### Reading passage
◆ ◆ ◆ ◆
WorkQueue.cc: unintended behavior for ThreadPool::drain()?

Added by Krzysztof Kosinski over 8 years ago. Updated almost 7 years ago.

Status:
Rejected
Priority:
Normal
Assignee:
Category:
-
Target version:
-
% Done:

0%

Source:
other
Tags:
Backport:
Regression:
No
Severity:
3 - minor
Reviewed:
Affected Versions:
ceph-qa-suite:
Pull request ID:
Crash signature (v1):
Crash signature (v2):

Description

ThreadPool::drain() contains this condition:

while (processing || (wq != NULL && !wq->_empty()))
  _wait_cond.Wait(_lock);

This will wait until no threads are processing (which only happens when all queues are empty), AND the queue given by wq is empty (if wq is not NULL). However, as far as I can tell, the intent of the API seems to be that drain(wq) should only wait until the queue given in the parameter is empty, since otherwise passing a work queue which is already added to the thread pool (as seen in e.g. WorkQueue::drain()) is equivalent to passing NULL. Therefore the correct condition seems to be:

while (processing && (wq == NULL || wq->_empty()))
  _wait_cond.Wait(_lock);

Am I missing something here?

Actions #1

Updated by Kefu Chai over 8 years ago

  • Status changed from New to 12

Krzysztof,

thanks for pointing this out. I think you are right. the existing ThreadPool::drain(wq) will wait until all the work queues added to this pool are empty if the thread pool, which renders the wq parameter useless.

i will run some qa suite against the patch proposed by you. and see how it works.

Actions #2

Updated by Kefu Chai over 8 years ago

  • Assignee set to Kefu Chai
Actions #3

Updated by Krzysztof Kosinski over 8 years ago

I looked at the condition I wrote again and it seems like it's wrong, should actually be:

while (processing && (wq == NULL || !wq->_empty()))
_wait_cond.Wait(_lock);

(Missing `!` before `wq->_empty()`)

Better yet, use an explicit `if`, because we end up with double negatives and the condition becomes very confusing:

if (wq != NULL) {
while(!wq->_empty())
_wait_cond.Wait(_lock);
} else {
while(processing)
_wait_cond.Wait(_lock);
}
Actions #4

Updated by Greg Farnum almost 7 years ago

Kefu, ever look at this?
◆ ◆ ◆ ◆
### Study material
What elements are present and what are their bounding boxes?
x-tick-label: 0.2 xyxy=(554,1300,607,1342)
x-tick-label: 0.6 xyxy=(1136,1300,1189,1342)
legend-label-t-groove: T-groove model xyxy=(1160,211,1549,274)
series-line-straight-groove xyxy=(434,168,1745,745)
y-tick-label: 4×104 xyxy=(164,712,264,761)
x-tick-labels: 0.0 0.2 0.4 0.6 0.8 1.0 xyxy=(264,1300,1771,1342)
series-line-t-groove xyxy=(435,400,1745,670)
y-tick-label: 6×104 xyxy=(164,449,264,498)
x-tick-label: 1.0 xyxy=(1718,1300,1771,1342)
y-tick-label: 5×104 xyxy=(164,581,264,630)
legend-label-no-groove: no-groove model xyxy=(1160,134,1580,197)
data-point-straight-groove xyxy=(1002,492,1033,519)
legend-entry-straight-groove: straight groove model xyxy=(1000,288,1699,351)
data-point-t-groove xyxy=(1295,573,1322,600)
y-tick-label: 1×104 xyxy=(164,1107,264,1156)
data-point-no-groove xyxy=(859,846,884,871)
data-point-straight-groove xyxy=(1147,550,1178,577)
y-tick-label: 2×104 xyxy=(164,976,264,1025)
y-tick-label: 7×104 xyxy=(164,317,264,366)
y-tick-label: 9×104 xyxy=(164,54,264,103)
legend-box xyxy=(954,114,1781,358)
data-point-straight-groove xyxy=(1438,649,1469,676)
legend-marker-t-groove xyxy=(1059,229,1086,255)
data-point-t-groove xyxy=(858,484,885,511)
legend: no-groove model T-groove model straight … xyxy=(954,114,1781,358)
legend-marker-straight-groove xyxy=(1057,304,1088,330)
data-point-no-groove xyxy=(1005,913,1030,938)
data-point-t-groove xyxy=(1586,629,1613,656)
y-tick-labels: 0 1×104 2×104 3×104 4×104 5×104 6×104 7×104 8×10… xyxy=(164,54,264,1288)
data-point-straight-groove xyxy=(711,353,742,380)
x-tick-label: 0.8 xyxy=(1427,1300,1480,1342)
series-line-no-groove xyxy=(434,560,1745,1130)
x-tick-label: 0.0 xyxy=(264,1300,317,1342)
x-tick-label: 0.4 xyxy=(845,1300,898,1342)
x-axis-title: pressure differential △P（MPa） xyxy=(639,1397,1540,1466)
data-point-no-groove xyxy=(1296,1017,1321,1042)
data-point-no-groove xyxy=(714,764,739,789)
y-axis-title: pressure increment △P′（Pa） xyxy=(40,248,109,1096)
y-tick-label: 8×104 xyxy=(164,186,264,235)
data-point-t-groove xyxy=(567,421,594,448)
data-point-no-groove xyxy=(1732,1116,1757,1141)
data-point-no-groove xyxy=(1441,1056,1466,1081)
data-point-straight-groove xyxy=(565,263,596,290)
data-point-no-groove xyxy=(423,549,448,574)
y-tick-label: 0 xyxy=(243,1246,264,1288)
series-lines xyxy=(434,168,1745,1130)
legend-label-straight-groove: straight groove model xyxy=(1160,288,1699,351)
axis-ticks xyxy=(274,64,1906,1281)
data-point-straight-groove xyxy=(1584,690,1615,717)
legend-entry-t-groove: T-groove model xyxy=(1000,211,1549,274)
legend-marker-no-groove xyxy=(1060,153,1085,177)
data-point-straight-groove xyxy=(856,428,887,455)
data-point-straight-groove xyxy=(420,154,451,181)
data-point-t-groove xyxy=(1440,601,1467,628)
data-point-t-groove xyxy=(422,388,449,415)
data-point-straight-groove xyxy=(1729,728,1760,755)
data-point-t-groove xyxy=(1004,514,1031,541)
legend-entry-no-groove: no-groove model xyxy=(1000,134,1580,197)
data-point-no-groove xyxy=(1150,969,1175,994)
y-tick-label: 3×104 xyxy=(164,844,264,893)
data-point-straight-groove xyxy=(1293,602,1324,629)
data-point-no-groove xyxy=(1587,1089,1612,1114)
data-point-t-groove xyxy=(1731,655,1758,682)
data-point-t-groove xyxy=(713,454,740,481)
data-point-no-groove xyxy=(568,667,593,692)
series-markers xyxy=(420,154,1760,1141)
◆ ◆ ◆ ◆
Continue the ThreadPool::drain() bug report above from its last comment, adding the next update or updates in the same format.

### Exercise answer
Without much context I think the condition is correct as originally written: we keep waiting while there is an in-flight op, and if we got a specific WorkQueue, we wait until that workqueue is drained.

Actions #5

Updated by Kefu Chai almost 7 years ago

greg, i will revisit this ticket tmr.

Actions #6

Updated by Kefu Chai almost 7 years ago

no, once the specific wq is drained. ThreadPool::drain() should return, but in current implementation, the loop won't stop until processing is false, which means it will stop only if none job is being processed and wq is drained.

Actions #7

Updated by Greg Farnum almost 7 years ago

Yeah, but I don't think we can avoid that — processing is a count of how many threads are currently doing one of the THreadPool's ops. We don't have a per-WorkQueue equivalent, so any in-flight op might belong to the WorkQueue we're waiting on, which means we need to wait for it.

It does seem like we might need to draw a bit more of a distinction here though, since _draining won't stop a thread from doing other work. So there's an issue, but the proposed code definitely isn't the solution — it's not waiting when there are items in the WorkQueue. ;)

Actions #8

Updated by Kefu Chai almost 7 years ago

  • Status changed from 12 to Rejected

Greg, i concur with you aside from following statement:

it's not waiting when there are items in the WorkQueue. ;)

IMHO, it should be

it's not waiting when there are in-flight ops which might belong to the WorkQueue.